In the listing below, find every line with the string "Determine" and pull it out.

Given data:
* * * * * * * * *

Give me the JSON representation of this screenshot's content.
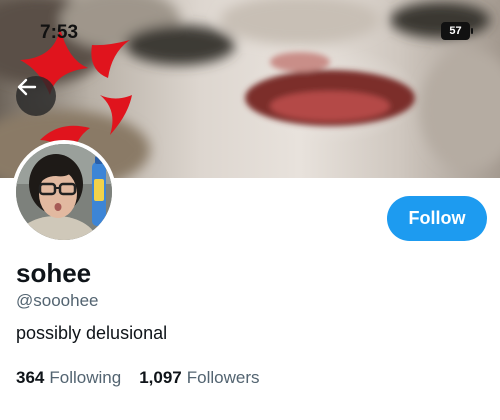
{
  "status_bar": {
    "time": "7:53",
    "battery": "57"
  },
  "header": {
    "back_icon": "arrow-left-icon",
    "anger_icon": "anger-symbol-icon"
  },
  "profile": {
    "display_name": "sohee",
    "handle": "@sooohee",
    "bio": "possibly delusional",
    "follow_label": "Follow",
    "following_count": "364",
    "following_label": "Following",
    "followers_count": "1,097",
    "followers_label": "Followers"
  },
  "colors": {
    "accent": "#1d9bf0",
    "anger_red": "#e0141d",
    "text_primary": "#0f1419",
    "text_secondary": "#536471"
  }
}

* * * * * * * * *

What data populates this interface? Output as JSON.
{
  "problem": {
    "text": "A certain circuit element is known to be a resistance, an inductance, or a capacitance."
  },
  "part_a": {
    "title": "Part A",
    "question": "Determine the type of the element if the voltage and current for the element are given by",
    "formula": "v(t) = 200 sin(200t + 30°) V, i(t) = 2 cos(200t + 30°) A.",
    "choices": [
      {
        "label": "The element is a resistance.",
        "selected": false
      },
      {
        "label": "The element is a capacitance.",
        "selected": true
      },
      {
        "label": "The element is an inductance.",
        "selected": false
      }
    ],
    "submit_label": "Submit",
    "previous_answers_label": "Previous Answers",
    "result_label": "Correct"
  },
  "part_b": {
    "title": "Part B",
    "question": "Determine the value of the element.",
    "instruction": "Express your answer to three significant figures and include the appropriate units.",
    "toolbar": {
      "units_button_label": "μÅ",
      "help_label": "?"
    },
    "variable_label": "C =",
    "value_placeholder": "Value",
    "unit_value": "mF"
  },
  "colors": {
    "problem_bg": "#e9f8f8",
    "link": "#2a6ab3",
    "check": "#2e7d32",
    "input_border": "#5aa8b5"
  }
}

* * * * * * * * *

Finished task:
    "question": "Determine the type of the element if the voltage and current for the element are given by",
    "question": "Determine the value of the element.",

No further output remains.